== WHAT THE TASK REQUIRES ==
Check the listing below for lines that hold "structured". How many are there? Please give only the number.

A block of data
......

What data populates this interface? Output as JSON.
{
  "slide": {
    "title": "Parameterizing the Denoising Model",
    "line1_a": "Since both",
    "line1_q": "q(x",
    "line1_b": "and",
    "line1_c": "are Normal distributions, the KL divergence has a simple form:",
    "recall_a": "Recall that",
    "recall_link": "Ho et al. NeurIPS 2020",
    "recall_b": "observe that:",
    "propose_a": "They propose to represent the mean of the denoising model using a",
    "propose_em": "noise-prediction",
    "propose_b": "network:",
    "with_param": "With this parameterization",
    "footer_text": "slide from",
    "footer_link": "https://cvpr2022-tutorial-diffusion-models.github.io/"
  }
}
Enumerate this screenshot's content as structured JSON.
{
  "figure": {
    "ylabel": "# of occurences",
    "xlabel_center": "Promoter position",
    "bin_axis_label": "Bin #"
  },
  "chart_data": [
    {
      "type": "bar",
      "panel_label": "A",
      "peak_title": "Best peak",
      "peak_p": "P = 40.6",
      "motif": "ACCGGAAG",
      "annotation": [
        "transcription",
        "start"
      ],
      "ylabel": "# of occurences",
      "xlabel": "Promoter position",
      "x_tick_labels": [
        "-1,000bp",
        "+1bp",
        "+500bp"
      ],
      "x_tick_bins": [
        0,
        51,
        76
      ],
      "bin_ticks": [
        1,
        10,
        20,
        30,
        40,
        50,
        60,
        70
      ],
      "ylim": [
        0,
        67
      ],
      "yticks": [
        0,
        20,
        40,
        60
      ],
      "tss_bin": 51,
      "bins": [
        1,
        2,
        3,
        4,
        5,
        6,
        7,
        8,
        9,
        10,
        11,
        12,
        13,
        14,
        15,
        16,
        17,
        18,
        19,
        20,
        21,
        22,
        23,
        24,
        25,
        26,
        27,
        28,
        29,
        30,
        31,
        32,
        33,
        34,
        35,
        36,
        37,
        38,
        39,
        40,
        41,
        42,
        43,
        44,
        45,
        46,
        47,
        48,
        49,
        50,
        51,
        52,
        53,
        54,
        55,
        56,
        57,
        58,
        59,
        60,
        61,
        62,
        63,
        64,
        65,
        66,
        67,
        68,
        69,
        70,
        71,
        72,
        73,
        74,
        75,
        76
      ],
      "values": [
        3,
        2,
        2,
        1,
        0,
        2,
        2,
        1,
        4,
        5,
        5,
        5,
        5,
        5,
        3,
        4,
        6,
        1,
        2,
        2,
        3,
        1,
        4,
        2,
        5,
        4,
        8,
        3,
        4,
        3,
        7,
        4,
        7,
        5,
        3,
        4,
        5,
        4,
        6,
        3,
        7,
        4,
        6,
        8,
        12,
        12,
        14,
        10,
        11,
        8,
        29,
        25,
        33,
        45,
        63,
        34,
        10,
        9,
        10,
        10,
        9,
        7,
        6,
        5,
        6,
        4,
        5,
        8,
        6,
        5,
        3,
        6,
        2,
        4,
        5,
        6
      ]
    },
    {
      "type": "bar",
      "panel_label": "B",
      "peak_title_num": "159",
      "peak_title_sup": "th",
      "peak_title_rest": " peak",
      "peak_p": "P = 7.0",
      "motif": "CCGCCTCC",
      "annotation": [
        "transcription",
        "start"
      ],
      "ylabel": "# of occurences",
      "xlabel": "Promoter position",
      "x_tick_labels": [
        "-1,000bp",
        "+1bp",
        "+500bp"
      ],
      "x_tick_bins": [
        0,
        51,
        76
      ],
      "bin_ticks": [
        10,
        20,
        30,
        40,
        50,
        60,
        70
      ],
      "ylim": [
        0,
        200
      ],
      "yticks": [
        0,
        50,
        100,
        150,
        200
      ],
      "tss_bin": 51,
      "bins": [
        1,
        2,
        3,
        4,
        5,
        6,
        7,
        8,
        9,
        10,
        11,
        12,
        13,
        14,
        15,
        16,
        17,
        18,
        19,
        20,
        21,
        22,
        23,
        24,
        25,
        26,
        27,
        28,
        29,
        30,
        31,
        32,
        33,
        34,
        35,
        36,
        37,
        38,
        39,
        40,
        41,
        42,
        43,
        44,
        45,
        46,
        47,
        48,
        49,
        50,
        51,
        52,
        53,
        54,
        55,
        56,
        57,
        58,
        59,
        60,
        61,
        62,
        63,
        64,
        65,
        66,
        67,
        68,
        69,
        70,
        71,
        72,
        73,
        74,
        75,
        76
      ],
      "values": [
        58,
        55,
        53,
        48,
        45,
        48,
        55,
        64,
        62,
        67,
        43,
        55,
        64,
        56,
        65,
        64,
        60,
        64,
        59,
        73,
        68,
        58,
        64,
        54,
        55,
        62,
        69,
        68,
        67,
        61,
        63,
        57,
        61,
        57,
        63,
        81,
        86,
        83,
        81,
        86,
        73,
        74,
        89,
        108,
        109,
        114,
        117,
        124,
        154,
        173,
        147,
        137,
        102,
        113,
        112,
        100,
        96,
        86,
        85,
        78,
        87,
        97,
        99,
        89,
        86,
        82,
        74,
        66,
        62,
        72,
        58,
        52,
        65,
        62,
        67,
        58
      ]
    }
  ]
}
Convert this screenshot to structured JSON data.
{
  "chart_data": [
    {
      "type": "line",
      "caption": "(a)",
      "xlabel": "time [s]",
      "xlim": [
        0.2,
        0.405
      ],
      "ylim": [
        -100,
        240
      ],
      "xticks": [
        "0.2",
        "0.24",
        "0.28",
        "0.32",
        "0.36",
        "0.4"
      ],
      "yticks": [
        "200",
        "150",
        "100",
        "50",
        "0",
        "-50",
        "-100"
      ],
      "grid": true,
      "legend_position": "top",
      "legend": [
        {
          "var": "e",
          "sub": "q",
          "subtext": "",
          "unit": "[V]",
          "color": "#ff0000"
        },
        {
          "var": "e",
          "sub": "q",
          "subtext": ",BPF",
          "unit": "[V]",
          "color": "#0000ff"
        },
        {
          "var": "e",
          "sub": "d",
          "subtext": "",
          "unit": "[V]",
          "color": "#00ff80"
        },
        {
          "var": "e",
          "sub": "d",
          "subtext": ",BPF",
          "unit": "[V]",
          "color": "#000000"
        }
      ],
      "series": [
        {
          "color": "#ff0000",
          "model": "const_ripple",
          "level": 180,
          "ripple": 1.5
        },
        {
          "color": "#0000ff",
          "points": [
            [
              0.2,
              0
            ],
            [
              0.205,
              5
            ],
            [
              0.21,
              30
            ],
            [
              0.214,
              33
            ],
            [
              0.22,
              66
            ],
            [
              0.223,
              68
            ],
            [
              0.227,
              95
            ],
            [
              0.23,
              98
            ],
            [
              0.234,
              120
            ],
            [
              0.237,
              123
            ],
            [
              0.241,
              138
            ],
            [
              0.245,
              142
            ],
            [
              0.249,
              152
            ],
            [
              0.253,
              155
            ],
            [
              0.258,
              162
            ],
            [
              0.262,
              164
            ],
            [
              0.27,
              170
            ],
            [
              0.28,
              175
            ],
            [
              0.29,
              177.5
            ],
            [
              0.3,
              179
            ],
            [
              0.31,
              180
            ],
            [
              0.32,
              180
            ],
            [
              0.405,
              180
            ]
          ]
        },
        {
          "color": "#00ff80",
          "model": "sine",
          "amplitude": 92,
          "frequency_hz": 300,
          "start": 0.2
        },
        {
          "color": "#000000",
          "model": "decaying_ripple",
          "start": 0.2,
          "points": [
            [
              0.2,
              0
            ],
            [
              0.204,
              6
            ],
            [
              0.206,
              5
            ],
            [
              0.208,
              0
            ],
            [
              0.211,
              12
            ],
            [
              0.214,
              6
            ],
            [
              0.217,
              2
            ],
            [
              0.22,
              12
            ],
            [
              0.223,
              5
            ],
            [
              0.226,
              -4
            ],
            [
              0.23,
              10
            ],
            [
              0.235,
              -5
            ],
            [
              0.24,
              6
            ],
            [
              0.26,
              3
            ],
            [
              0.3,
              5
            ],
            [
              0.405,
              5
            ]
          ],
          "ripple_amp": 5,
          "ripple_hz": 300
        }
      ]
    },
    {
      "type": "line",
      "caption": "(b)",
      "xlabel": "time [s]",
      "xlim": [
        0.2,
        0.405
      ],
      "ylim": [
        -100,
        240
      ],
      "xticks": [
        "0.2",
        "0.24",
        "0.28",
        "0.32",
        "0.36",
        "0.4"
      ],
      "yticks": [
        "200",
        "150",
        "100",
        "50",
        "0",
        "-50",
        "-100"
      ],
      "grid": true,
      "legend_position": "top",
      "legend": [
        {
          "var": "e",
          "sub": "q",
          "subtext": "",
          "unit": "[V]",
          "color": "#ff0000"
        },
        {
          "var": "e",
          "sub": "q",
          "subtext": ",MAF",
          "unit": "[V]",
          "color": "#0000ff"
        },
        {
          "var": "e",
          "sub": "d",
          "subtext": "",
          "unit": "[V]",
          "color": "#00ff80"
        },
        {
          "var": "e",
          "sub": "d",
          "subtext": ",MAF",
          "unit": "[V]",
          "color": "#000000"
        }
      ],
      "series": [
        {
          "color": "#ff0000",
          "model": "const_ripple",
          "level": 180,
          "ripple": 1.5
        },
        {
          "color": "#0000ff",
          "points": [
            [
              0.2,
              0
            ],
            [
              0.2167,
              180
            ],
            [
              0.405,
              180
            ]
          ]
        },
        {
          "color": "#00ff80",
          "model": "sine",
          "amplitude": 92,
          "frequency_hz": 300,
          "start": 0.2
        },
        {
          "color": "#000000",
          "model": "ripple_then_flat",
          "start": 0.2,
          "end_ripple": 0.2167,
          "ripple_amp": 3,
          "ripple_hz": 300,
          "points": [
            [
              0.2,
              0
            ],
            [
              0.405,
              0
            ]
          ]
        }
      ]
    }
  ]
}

......

== TASK OUTPUT ==
2